[Records from a collection]

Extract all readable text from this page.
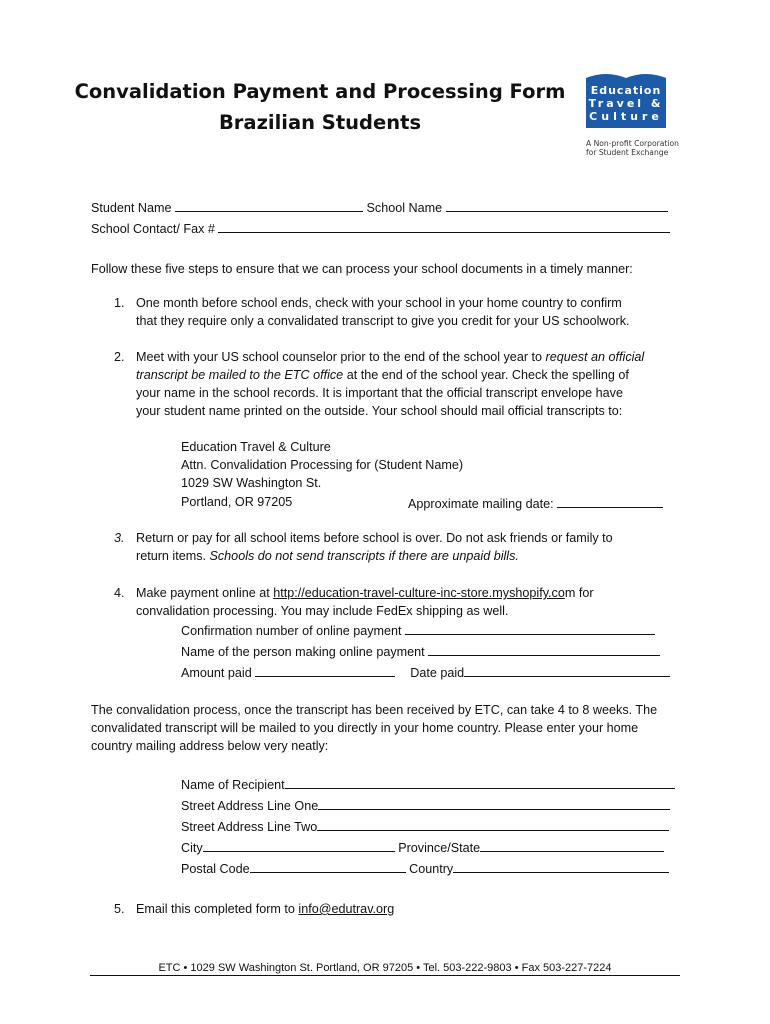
Convalidation Payment and Processing Form
Brazilian Students
Education
Travel &
Culture
A Non-profit Corporation
for Student Exchange
Student Name	School Name
School Contact/ Fax #
Follow these five steps to ensure that we can process your school documents in a timely manner:
1. One month before school ends, check with your school in your home country to confirm
that they require only a convalidated transcript to give you credit for your US schoolwork.
2. Meet with your US school counselor prior to the end of the school year to request an official
transcript be mailed to the ETC office at the end of the school year. Check the spelling of
your name in the school records. It is important that the official transcript envelope have
your student name printed on the outside. Your school should mail official transcripts to:
Education Travel & Culture
Attn. Convalidation Processing for (Student Name)
1029 SW Washington St.
Portland, OR 97205	Approximate mailing date:
3. Return or pay for all school items before school is over. Do not ask friends or family to
return items. Schools do not send transcripts if there are unpaid bills.
4. Make payment online at http://education-travel-culture-inc-store.myshopify.com for
convalidation processing. You may include FedEx shipping as well.
Confirmation number of online payment
Name of the person making online payment
Amount paid	Date paid
The convalidation process, once the transcript has been received by ETC, can take 4 to 8 weeks. The
convalidated transcript will be mailed to you directly in your home country. Please enter your home
country mailing address below very neatly:
Name of Recipient
Street Address Line One
Street Address Line Two
City	Province/State
Postal Code	Country
5. Email this completed form to info@edutrav.org
ETC • 1029 SW Washington St. Portland, OR 97205 • Tel. 503-222-9803 • Fax 503-227-7224
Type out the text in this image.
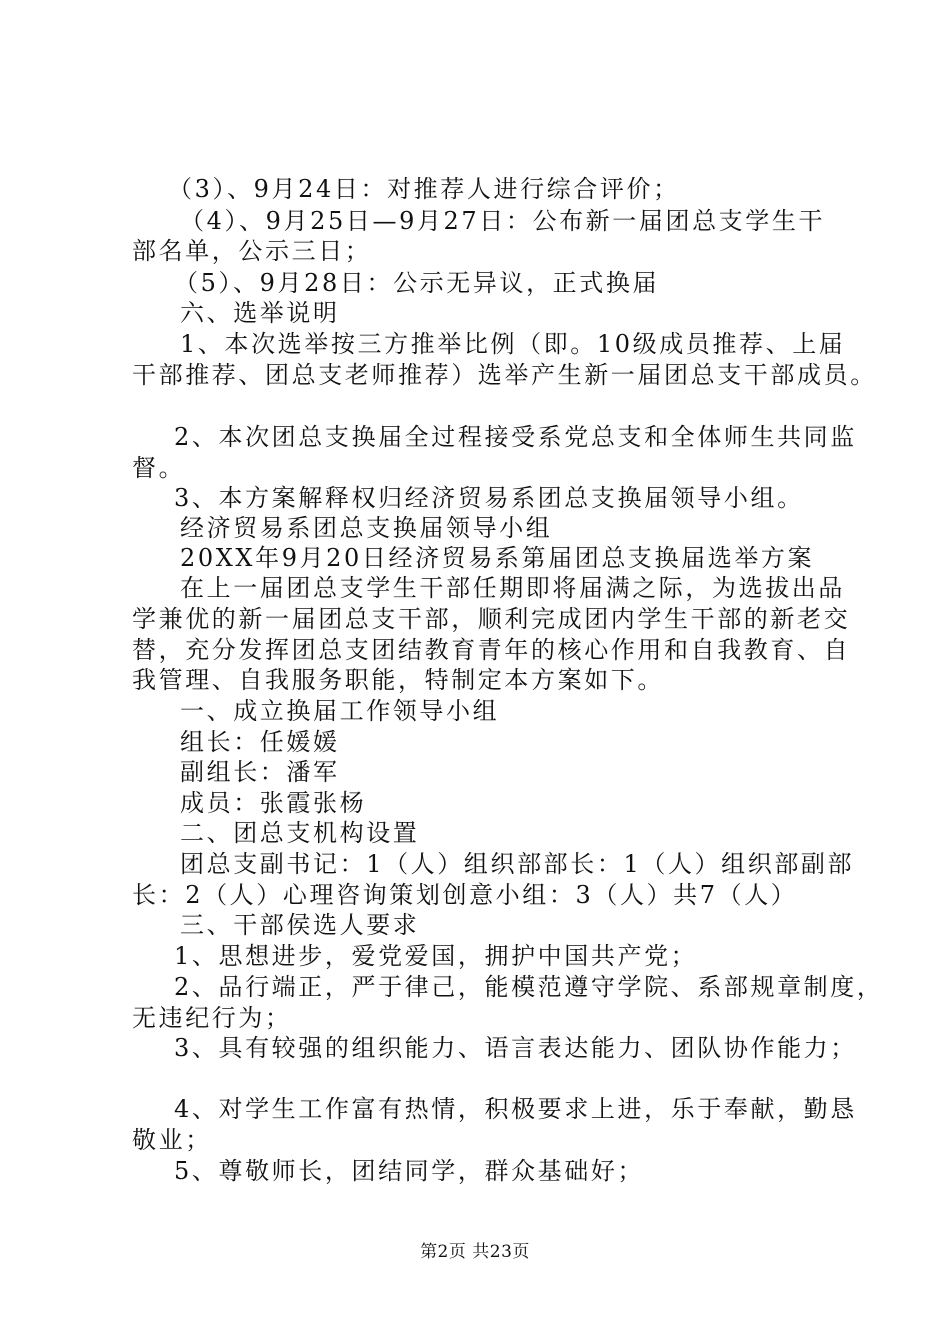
（3）、9月24日：对推荐人进行综合评价；
（4）、9月25日—9月27日：公布新一届团总支学生干
部名单，公示三日；
（5）、9月28日：公示无异议，正式换届
六、选举说明
1、本次选举按三方推举比例（即。10级成员推荐、上届
干部推荐、团总支老师推荐）选举产生新一届团总支干部成员。
2、本次团总支换届全过程接受系党总支和全体师生共同监
督。
3、本方案解释权归经济贸易系团总支换届领导小组。
经济贸易系团总支换届领导小组
20XX年9月20日经济贸易系第届团总支换届选举方案
在上一届团总支学生干部任期即将届满之际，为选拔出品
学兼优的新一届团总支干部，顺利完成团内学生干部的新老交
替，充分发挥团总支团结教育青年的核心作用和自我教育、自
我管理、自我服务职能，特制定本方案如下。
一、成立换届工作领导小组
组长：任媛媛
副组长：潘军
成员：张霞张杨
二、团总支机构设置
团总支副书记：1（人）组织部部长：1（人）组织部副部
长：2（人）心理咨询策划创意小组：3（人）共7（人）
三、干部侯选人要求
1、思想进步，爱党爱国，拥护中国共产党；
2、品行端正，严于律己，能模范遵守学院、系部规章制度，
无违纪行为；
3、具有较强的组织能力、语言表达能力、团队协作能力；
4、对学生工作富有热情，积极要求上进，乐于奉献，勤恳
敬业；
5、尊敬师长，团结同学，群众基础好；
第2页 共23页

» **Exercise prompt**
Pictures stay out of the copy; please restate every record above exactly.

» **Task response**
Extract all readable text from this page.
Convalidation Payment and Processing Form
Brazilian Students
Education
Travel &
Culture
A Non-profit Corporation
for Student Exchange
Student Name	School Name
School Contact/ Fax #
Follow these five steps to ensure that we can process your school documents in a timely manner:
1. One month before school ends, check with your school in your home country to confirm
that they require only a convalidated transcript to give you credit for your US schoolwork.
2. Meet with your US school counselor prior to the end of the school year to request an official
transcript be mailed to the ETC office at the end of the school year. Check the spelling of
your name in the school records. It is important that the official transcript envelope have
your student name printed on the outside. Your school should mail official transcripts to:
Education Travel & Culture
Attn. Convalidation Processing for (Student Name)
1029 SW Washington St.
Portland, OR 97205	Approximate mailing date:
3. Return or pay for all school items before school is over. Do not ask friends or family to
return items. Schools do not send transcripts if there are unpaid bills.
4. Make payment online at http://education-travel-culture-inc-store.myshopify.com for
convalidation processing. You may include FedEx shipping as well.
Confirmation number of online payment
Name of the person making online payment
Amount paid	Date paid
The convalidation process, once the transcript has been received by ETC, can take 4 to 8 weeks. The
convalidated transcript will be mailed to you directly in your home country. Please enter your home
country mailing address below very neatly:
Name of Recipient
Street Address Line One
Street Address Line Two
City	Province/State
Postal Code	Country
5. Email this completed form to info@edutrav.org
ETC • 1029 SW Washington St. Portland, OR 97205 • Tel. 503-222-9803 • Fax 503-227-7224
Type out the text in this image.
（3）、9月24日：对推荐人进行综合评价；
（4）、9月25日—9月27日：公布新一届团总支学生干
部名单，公示三日；
（5）、9月28日：公示无异议，正式换届
六、选举说明
1、本次选举按三方推举比例（即。10级成员推荐、上届
干部推荐、团总支老师推荐）选举产生新一届团总支干部成员。
2、本次团总支换届全过程接受系党总支和全体师生共同监
督。
3、本方案解释权归经济贸易系团总支换届领导小组。
经济贸易系团总支换届领导小组
20XX年9月20日经济贸易系第届团总支换届选举方案
在上一届团总支学生干部任期即将届满之际，为选拔出品
学兼优的新一届团总支干部，顺利完成团内学生干部的新老交
替，充分发挥团总支团结教育青年的核心作用和自我教育、自
我管理、自我服务职能，特制定本方案如下。
一、成立换届工作领导小组
组长：任媛媛
副组长：潘军
成员：张霞张杨
二、团总支机构设置
团总支副书记：1（人）组织部部长：1（人）组织部副部
长：2（人）心理咨询策划创意小组：3（人）共7（人）
三、干部侯选人要求
1、思想进步，爱党爱国，拥护中国共产党；
2、品行端正，严于律己，能模范遵守学院、系部规章制度，
无违纪行为；
3、具有较强的组织能力、语言表达能力、团队协作能力；
4、对学生工作富有热情，积极要求上进，乐于奉献，勤恳
敬业；
5、尊敬师长，团结同学，群众基础好；
第2页 共23页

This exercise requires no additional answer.